▶ Records to use
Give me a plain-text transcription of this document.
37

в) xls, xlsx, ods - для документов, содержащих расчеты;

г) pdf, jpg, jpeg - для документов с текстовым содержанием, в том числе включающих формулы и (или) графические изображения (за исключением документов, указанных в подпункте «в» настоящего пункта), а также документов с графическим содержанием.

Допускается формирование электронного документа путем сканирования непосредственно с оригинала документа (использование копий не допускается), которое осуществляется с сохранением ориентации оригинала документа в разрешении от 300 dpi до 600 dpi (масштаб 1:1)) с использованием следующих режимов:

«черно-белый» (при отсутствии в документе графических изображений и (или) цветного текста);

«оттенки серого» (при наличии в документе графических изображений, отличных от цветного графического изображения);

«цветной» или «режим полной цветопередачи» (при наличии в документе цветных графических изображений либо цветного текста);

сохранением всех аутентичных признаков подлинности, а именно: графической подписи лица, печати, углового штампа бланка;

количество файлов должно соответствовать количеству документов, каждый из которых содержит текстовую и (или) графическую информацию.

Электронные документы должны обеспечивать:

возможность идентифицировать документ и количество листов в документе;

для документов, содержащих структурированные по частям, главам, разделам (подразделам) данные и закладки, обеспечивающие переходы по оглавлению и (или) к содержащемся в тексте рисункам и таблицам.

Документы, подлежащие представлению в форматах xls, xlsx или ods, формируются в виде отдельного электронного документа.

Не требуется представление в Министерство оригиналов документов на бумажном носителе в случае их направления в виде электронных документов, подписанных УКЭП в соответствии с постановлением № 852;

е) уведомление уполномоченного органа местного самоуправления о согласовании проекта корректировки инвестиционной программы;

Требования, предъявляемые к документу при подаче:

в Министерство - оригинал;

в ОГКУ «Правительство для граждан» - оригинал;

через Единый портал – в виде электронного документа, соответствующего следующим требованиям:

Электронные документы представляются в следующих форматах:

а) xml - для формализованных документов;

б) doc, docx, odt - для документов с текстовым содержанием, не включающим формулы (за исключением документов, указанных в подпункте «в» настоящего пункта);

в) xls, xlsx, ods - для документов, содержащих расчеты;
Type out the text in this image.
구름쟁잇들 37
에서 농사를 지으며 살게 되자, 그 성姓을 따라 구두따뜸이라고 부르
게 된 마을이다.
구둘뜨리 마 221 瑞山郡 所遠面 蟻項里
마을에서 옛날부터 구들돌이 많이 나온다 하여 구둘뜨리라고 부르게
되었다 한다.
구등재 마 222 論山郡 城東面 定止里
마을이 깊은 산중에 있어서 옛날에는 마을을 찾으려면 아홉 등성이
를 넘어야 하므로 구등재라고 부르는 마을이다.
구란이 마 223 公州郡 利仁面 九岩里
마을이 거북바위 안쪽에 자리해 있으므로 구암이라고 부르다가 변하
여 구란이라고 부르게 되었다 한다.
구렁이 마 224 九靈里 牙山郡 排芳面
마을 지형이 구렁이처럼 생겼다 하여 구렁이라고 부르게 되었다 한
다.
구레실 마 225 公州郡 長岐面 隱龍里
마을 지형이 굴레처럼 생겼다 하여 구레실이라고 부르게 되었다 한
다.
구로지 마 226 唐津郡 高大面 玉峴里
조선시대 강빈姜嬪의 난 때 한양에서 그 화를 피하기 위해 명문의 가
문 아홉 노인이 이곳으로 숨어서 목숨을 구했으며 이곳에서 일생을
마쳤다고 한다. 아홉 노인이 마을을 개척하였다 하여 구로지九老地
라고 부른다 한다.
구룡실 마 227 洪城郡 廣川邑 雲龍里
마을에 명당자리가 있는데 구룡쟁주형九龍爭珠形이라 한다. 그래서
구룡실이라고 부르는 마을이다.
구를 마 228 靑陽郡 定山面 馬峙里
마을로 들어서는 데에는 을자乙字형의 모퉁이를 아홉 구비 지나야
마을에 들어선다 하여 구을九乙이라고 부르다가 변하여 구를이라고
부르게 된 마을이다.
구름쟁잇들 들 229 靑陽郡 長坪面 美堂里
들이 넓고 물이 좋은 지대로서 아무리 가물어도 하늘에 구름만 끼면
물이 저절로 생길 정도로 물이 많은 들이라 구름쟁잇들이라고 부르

==

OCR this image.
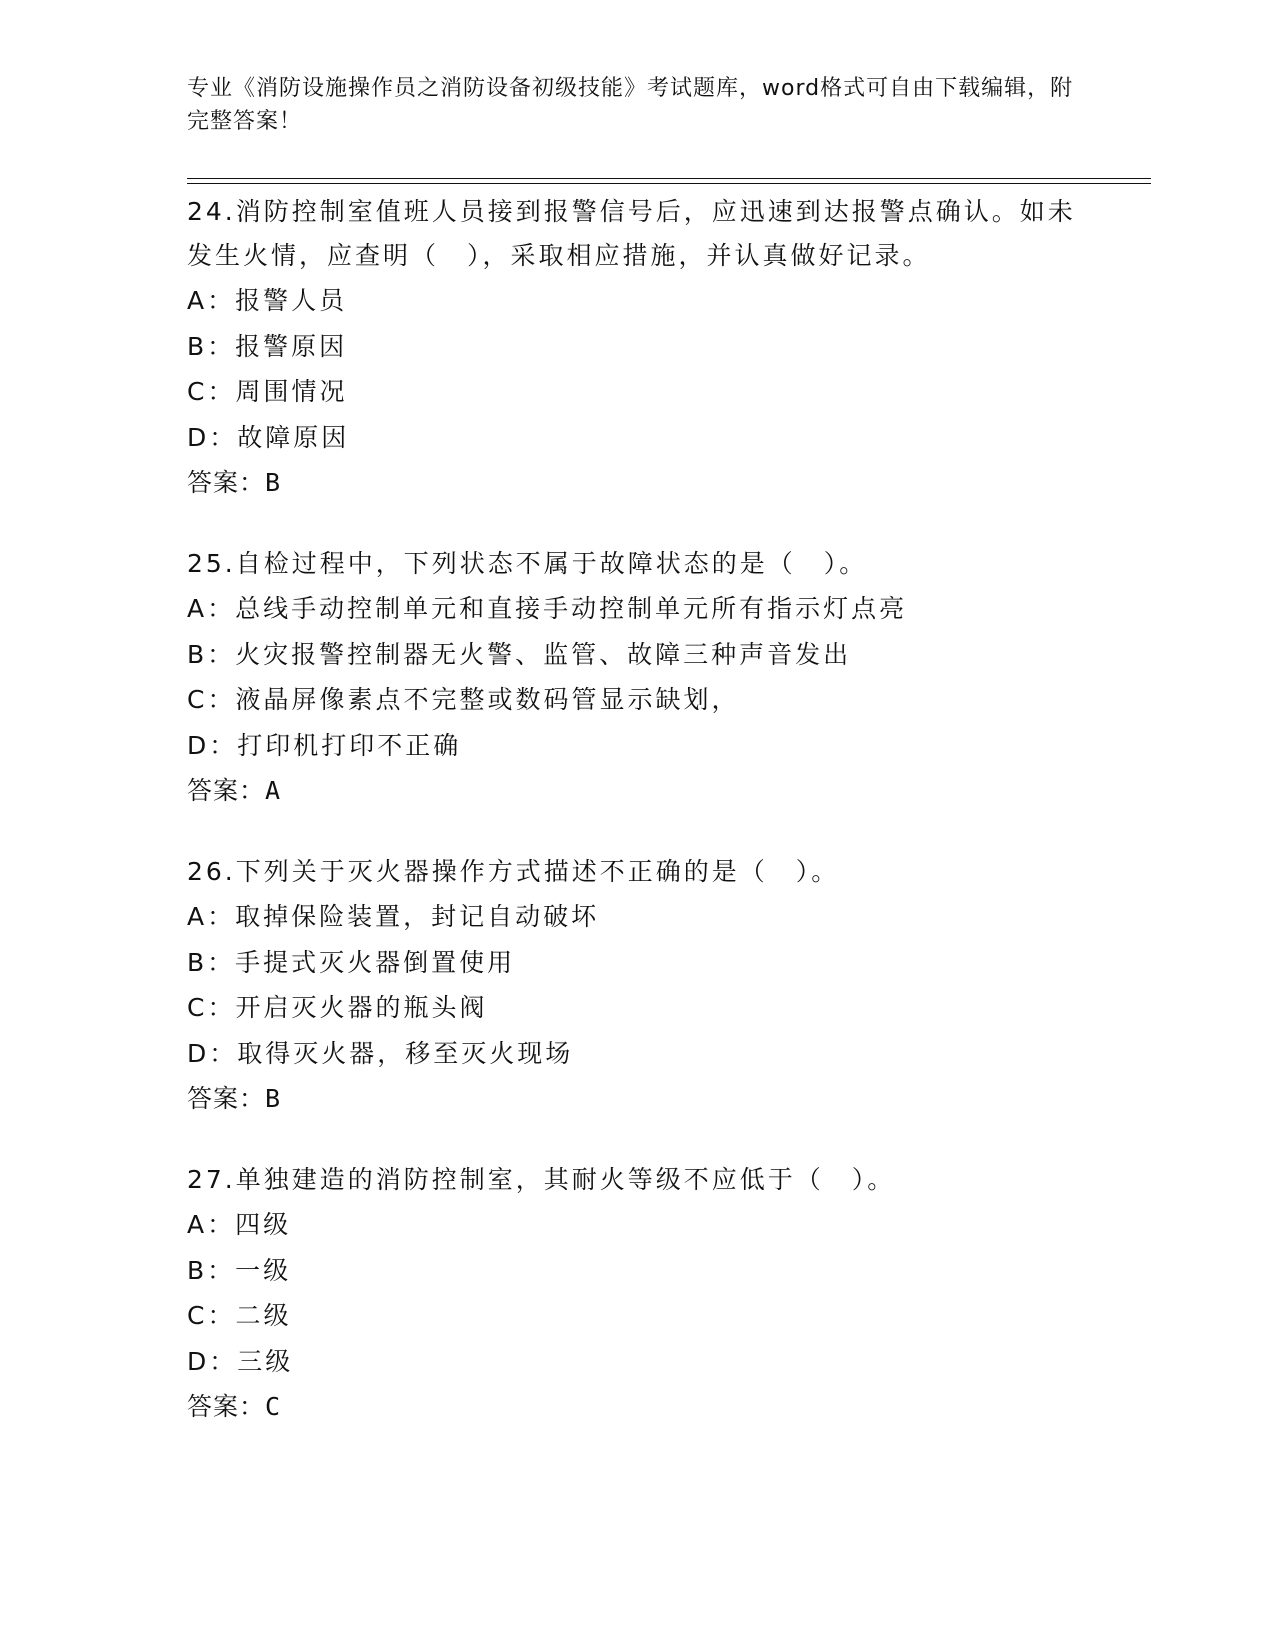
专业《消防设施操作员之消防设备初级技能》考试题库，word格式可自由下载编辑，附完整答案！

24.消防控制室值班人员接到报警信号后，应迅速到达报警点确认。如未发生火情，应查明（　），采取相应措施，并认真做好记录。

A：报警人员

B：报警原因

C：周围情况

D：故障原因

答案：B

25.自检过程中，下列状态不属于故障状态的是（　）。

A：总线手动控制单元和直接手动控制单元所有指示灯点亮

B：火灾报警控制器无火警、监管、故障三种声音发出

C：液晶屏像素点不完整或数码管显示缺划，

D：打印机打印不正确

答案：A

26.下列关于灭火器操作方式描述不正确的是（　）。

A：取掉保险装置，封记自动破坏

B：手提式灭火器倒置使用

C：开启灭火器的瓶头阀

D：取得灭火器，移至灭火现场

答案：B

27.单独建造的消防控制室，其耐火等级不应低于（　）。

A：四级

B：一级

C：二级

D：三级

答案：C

▶ Exercise goal
Copy every line above in which the string "пункта" shows up.

▶ Task answer
г) pdf, jpg, jpeg - для документов с текстовым содержанием, в том числе включающих формулы и (или) графические изображения (за исключением документов, указанных в подпункте «в» настоящего пункта), а также документов с графическим содержанием.
б) doc, docx, odt - для документов с текстовым содержанием, не включающим формулы (за исключением документов, указанных в подпункте «в» настоящего пункта);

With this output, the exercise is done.